TASK DATA:
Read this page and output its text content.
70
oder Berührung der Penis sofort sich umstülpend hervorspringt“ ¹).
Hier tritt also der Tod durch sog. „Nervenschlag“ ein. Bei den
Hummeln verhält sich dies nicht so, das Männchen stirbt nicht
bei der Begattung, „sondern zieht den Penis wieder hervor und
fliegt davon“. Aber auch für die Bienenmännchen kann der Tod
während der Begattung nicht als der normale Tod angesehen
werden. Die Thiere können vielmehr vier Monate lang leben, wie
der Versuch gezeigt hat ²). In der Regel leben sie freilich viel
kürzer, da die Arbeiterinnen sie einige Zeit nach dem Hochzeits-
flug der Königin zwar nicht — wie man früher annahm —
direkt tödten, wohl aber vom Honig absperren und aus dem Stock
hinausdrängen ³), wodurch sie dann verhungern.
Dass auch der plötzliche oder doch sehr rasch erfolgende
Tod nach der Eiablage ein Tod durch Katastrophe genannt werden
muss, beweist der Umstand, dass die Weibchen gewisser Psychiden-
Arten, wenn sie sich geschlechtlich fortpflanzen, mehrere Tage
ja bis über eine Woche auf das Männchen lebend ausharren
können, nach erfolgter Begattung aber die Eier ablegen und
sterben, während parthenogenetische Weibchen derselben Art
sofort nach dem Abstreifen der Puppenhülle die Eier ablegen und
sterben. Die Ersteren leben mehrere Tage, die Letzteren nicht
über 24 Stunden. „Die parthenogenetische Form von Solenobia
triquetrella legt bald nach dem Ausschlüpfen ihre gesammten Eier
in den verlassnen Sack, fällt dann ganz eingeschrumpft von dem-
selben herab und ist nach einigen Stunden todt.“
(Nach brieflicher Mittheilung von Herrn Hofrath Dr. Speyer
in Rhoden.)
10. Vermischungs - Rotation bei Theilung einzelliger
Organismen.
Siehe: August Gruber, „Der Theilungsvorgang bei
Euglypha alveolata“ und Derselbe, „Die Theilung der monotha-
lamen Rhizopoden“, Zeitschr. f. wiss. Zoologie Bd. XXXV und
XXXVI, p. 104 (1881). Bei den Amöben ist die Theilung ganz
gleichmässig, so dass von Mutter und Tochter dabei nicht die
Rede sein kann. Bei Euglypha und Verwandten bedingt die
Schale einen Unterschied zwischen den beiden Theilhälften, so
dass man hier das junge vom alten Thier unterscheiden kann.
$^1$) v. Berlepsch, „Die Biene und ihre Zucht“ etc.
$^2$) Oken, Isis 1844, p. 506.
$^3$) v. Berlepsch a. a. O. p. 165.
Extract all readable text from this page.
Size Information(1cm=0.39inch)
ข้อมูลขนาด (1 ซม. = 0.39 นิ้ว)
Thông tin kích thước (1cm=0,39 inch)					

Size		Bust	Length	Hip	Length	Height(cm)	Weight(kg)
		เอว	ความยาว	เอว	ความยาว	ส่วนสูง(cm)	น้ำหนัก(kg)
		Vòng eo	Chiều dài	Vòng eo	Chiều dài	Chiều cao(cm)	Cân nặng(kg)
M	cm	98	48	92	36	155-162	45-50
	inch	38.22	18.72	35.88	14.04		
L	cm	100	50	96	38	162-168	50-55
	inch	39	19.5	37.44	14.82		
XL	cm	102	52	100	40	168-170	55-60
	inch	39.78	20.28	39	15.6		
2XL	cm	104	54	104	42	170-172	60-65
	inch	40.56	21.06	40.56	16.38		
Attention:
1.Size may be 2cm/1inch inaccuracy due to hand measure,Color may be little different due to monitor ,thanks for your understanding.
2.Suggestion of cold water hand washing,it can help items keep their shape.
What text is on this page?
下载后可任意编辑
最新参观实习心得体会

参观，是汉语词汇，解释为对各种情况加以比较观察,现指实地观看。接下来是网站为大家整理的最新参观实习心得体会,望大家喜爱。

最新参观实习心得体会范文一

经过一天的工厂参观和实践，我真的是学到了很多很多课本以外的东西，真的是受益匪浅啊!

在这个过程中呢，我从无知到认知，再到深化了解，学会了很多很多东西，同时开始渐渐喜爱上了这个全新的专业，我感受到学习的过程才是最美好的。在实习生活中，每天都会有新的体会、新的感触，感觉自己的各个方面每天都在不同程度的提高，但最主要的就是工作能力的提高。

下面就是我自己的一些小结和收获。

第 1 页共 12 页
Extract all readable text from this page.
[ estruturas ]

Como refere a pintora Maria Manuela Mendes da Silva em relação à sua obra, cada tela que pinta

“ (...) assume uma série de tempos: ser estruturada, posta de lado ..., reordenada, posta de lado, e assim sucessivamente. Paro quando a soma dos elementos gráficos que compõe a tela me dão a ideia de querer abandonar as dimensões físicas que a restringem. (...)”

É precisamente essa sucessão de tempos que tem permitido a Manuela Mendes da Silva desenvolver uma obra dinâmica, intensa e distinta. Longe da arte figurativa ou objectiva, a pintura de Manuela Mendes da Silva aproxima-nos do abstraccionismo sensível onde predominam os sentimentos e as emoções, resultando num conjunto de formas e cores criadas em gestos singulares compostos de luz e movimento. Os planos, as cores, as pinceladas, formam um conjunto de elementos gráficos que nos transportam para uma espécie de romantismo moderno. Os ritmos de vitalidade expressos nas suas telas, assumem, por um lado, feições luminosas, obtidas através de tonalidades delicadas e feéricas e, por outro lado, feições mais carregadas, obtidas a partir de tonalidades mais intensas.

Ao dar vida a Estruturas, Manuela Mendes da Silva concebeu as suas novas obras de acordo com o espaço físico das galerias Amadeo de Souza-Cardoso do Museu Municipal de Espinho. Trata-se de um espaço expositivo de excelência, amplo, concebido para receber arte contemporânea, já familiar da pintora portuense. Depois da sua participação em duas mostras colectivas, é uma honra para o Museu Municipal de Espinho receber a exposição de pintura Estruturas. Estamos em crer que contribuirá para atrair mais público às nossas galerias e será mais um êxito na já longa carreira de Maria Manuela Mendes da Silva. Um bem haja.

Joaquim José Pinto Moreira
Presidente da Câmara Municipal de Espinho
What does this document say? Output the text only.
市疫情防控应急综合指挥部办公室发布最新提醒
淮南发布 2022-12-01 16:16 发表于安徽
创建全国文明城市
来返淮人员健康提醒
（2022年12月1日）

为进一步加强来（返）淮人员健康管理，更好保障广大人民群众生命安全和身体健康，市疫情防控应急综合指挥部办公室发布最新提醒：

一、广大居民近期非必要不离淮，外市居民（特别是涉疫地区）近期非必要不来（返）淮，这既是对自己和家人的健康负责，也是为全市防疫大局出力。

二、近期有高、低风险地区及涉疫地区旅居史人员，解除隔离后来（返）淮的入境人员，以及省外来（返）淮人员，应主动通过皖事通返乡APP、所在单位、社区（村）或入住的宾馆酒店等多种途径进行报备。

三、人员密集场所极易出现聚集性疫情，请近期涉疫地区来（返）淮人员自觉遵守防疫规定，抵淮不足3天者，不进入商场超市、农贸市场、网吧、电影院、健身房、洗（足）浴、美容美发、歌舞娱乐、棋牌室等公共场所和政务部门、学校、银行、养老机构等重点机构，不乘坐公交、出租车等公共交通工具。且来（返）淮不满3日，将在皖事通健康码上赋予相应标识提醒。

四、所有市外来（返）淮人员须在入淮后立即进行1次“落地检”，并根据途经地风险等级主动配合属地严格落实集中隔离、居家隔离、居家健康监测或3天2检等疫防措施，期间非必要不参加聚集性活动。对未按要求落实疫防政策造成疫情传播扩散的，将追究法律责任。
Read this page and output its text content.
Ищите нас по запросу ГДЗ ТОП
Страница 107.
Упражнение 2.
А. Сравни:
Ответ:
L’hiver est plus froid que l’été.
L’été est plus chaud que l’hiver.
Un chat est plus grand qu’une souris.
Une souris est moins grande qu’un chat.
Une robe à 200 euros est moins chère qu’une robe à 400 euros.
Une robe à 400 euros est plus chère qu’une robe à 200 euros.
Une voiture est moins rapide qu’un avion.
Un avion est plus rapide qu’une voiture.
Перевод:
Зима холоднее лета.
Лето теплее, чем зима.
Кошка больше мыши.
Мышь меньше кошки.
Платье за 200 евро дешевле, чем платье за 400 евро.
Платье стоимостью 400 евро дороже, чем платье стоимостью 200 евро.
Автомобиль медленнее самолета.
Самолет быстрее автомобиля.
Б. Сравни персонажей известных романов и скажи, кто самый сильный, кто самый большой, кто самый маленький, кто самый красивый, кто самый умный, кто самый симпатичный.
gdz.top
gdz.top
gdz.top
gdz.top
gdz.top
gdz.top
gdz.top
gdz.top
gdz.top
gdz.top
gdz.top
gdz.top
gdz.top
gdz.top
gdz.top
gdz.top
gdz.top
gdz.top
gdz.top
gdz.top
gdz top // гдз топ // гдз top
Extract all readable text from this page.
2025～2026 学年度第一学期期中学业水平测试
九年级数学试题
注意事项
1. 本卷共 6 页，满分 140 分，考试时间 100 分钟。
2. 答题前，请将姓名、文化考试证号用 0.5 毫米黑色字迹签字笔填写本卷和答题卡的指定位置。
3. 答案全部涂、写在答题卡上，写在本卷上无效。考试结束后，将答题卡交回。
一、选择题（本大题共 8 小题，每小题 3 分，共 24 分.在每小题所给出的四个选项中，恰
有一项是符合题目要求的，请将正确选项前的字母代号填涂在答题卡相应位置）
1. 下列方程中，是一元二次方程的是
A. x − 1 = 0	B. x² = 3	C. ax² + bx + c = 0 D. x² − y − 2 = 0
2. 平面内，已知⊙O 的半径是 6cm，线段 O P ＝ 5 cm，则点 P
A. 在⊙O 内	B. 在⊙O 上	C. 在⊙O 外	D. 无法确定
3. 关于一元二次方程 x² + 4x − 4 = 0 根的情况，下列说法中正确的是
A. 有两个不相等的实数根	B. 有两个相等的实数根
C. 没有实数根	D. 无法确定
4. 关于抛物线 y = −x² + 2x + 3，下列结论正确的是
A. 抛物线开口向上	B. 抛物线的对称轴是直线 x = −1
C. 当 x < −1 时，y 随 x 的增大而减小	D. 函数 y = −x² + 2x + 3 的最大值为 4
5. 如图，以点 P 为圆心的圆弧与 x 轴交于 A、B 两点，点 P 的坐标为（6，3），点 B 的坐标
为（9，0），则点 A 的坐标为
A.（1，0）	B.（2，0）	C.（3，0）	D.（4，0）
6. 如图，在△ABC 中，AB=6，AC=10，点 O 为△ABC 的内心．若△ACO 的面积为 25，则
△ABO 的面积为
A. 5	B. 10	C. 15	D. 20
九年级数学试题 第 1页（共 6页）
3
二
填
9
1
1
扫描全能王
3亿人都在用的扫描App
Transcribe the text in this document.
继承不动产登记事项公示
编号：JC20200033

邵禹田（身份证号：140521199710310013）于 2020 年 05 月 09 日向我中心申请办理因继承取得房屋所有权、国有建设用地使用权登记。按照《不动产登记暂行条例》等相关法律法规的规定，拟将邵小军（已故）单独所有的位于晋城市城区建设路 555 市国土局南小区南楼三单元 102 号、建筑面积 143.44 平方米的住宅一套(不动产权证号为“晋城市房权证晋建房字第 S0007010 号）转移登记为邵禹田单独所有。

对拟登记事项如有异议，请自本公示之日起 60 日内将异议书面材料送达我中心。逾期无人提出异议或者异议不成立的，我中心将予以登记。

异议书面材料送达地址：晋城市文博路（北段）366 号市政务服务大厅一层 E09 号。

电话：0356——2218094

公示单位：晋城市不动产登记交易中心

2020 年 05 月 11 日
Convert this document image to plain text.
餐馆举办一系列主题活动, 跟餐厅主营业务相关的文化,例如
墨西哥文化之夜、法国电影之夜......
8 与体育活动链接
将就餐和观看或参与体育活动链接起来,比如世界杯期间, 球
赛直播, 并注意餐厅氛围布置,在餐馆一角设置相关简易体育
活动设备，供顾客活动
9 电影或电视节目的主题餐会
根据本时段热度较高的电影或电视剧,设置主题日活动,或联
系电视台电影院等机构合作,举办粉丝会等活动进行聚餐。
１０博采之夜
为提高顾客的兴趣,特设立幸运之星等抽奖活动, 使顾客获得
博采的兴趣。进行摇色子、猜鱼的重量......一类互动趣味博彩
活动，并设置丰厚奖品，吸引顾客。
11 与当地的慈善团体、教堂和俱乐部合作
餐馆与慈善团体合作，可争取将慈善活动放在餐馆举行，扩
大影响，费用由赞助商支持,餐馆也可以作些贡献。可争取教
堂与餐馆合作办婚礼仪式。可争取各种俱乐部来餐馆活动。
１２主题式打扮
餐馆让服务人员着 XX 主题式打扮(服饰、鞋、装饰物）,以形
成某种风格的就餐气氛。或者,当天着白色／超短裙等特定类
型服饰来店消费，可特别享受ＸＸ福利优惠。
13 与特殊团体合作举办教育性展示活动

PROBLEM TO WORK ON:
Extract from the material all lines containing the string "souris".

THE RESPONSE:
Un chat est plus grand qu’une souris.
Une souris est moins grande qu’un chat.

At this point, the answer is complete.